Request:
Please output the lines of the listing from the line with "panel-b-y2-tick-label: −2 xyxy=(1866,315,1898,340)" up to and including the line with "panel-b-x-tick-label: 200 xyxy=(1293,506,1335,531)", reproduced without any change.

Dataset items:

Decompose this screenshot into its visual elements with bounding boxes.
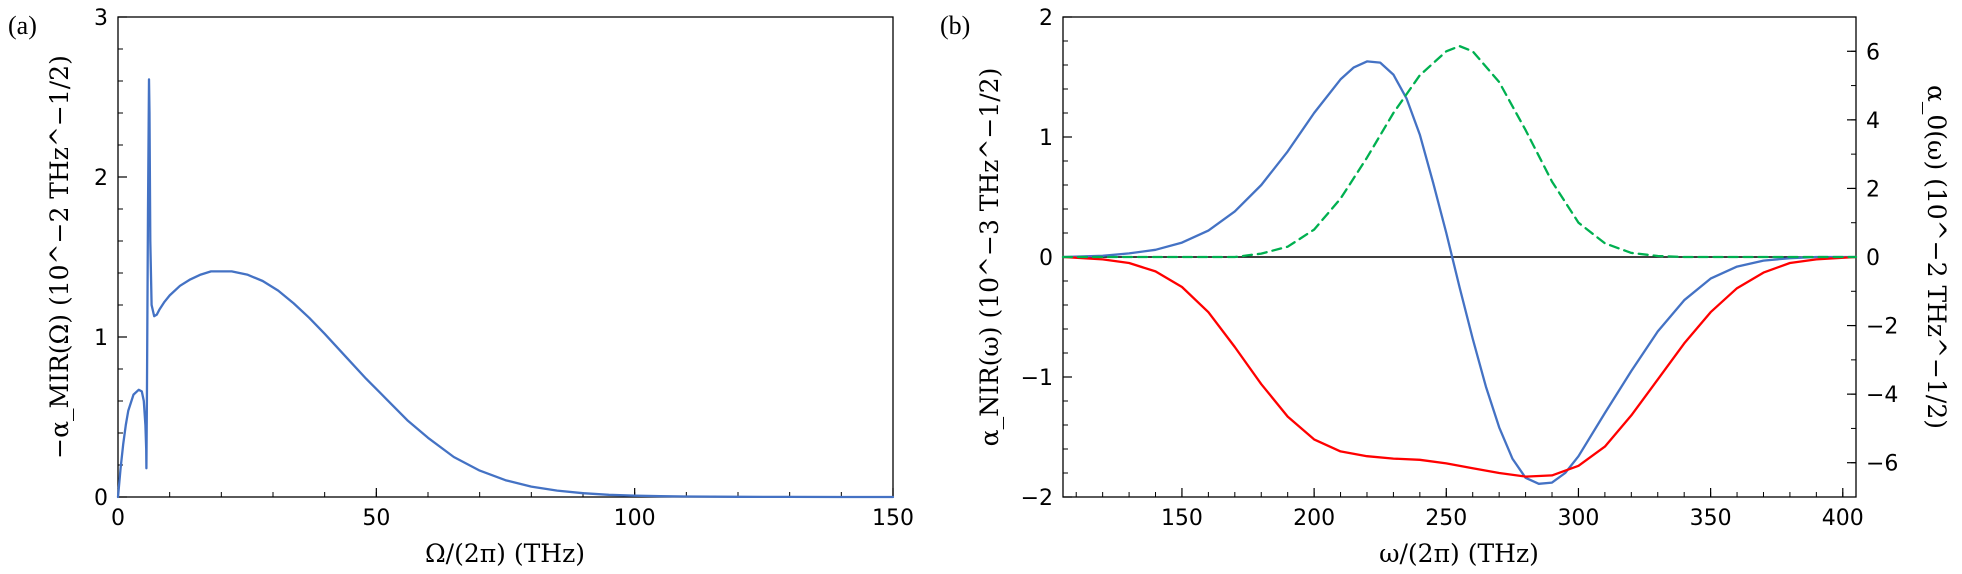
panel-b-y2-tick-label: −2 xyxy=(1866,315,1898,340)
panel-b-y-tick-label: 2 xyxy=(1039,6,1053,31)
panel-b-series-2-line xyxy=(1061,255,1858,478)
panel-a-y-tick-label: 0 xyxy=(94,486,108,511)
panel-b-label: (b) xyxy=(940,11,970,40)
panel-b-x-tick-label: 350 xyxy=(1690,506,1732,531)
panel-b-y-tick-label: 0 xyxy=(1039,246,1053,271)
panel-a-y-tick-label: 1 xyxy=(94,326,108,351)
panel-b-y2-tick-label: −4 xyxy=(1866,383,1898,408)
panel-b-series-3-line xyxy=(1061,44,1858,259)
panel-b-x-tick-label: 250 xyxy=(1425,506,1467,531)
panel-b-ylabel: α_NIR(ω) (10^−3 THz^−1/2) xyxy=(975,68,1004,447)
panel-a-plot-area: 0 50 100 150 0 1 2 3 xyxy=(94,6,914,531)
panel-a: (a) 0 50 100 150 0 1 2 3 Ω/(2π) (THz) −α_MIR(Ω)… xyxy=(8,6,914,568)
panel-b-ticks: 150 200 250 300 350 400 −2 −1 0 1 2 −6 −4 −2 0 2 4 6 xyxy=(1021,6,1899,531)
panel-b-lines xyxy=(1061,44,1858,485)
panel-b-xlabel: ω/(2π) (THz) xyxy=(1379,539,1539,568)
panel-b-y2-tick-label: 2 xyxy=(1866,177,1880,202)
panel-a-lines xyxy=(116,78,895,499)
panel-b-y2-tick-label: 6 xyxy=(1866,40,1880,65)
panel-b: (b) 150 200 250 300 350 400−2−1012−6−4−20246 … xyxy=(940,6,1951,568)
panel-a-frame xyxy=(117,16,894,498)
panel-b-x-tick-label: 300 xyxy=(1557,506,1599,531)
panel-b-x-tick-label: 200 xyxy=(1293,506,1335,531)
panel-b-y-tick-label: 1 xyxy=(1039,126,1053,151)
panel-a-ticks: 0 50 100 150 0 1 2 3 xyxy=(94,6,914,531)
panel-b-x-tick-label: 400 xyxy=(1822,506,1864,531)
panel-a-y-tick-label: 2 xyxy=(94,166,108,191)
panel-a-xlabel: Ω/(2π) (THz) xyxy=(425,539,585,568)
panel-b-y-tick-label: −1 xyxy=(1021,366,1053,391)
panel-b-series-1-line xyxy=(1061,60,1858,485)
panel-b-y2-tick-label: −6 xyxy=(1866,452,1898,477)
panel-a-x-tick-label: 100 xyxy=(614,506,656,531)
panel-b-y2label: α_0(ω) (10^−2 THz^−1/2) xyxy=(1922,85,1951,429)
panel-b-plot-area: 150 200 250 300 350 400 −2 −1 0 1 2 −6 −4 −2 0 2 4 6 xyxy=(1021,6,1899,531)
panel-b-y2-tick-label: 0 xyxy=(1866,246,1880,271)
panel-a-label: (a) xyxy=(8,11,37,40)
panel-a-x-tick-label: 0 xyxy=(111,506,125,531)
panel-a-ylabel: −α_MIR(Ω) (10^−2 THz^−1/2) xyxy=(45,55,74,459)
panel-a-x-tick-label: 150 xyxy=(872,506,914,531)
panel-b-x-tick-label: 150 xyxy=(1161,506,1203,531)
panel-a-series-1-line xyxy=(116,78,895,499)
panel-a-x-tick-label: 50 xyxy=(362,506,390,531)
panel-b-y2-tick-label: 4 xyxy=(1866,109,1880,134)
panel-b-y-tick-label: −2 xyxy=(1021,486,1053,511)
panel-a-y-tick-label: 3 xyxy=(94,6,108,31)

Answer in full:
panel-b-y2-tick-label: −2 xyxy=(1866,315,1898,340)
panel-b-y-tick-label: 2 xyxy=(1039,6,1053,31)
panel-b-series-2-line xyxy=(1061,255,1858,478)
panel-a-y-tick-label: 0 xyxy=(94,486,108,511)
panel-b-label: (b) xyxy=(940,11,970,40)
panel-b-x-tick-label: 350 xyxy=(1690,506,1732,531)
panel-b-y-tick-label: 0 xyxy=(1039,246,1053,271)
panel-a-y-tick-label: 1 xyxy=(94,326,108,351)
panel-b-y2-tick-label: −4 xyxy=(1866,383,1898,408)
panel-b-series-3-line xyxy=(1061,44,1858,259)
panel-b-x-tick-label: 250 xyxy=(1425,506,1467,531)
panel-b-ylabel: α_NIR(ω) (10^−3 THz^−1/2) xyxy=(975,68,1004,447)
panel-a-plot-area: 0 50 100 150 0 1 2 3 xyxy=(94,6,914,531)
panel-a: (a) 0 50 100 150 0 1 2 3 Ω/(2π) (THz) −α_MIR(Ω)… xyxy=(8,6,914,568)
panel-b-ticks: 150 200 250 300 350 400 −2 −1 0 1 2 −6 −4 −2 0 2 4 6 xyxy=(1021,6,1899,531)
panel-b-lines xyxy=(1061,44,1858,485)
panel-b-xlabel: ω/(2π) (THz) xyxy=(1379,539,1539,568)
panel-b-y2-tick-label: 2 xyxy=(1866,177,1880,202)
panel-a-lines xyxy=(116,78,895,499)
panel-b-y2-tick-label: 6 xyxy=(1866,40,1880,65)
panel-b: (b) 150 200 250 300 350 400−2−1012−6−4−20246 … xyxy=(940,6,1951,568)
panel-a-frame xyxy=(117,16,894,498)
panel-b-x-tick-label: 300 xyxy=(1557,506,1599,531)
panel-b-x-tick-label: 200 xyxy=(1293,506,1335,531)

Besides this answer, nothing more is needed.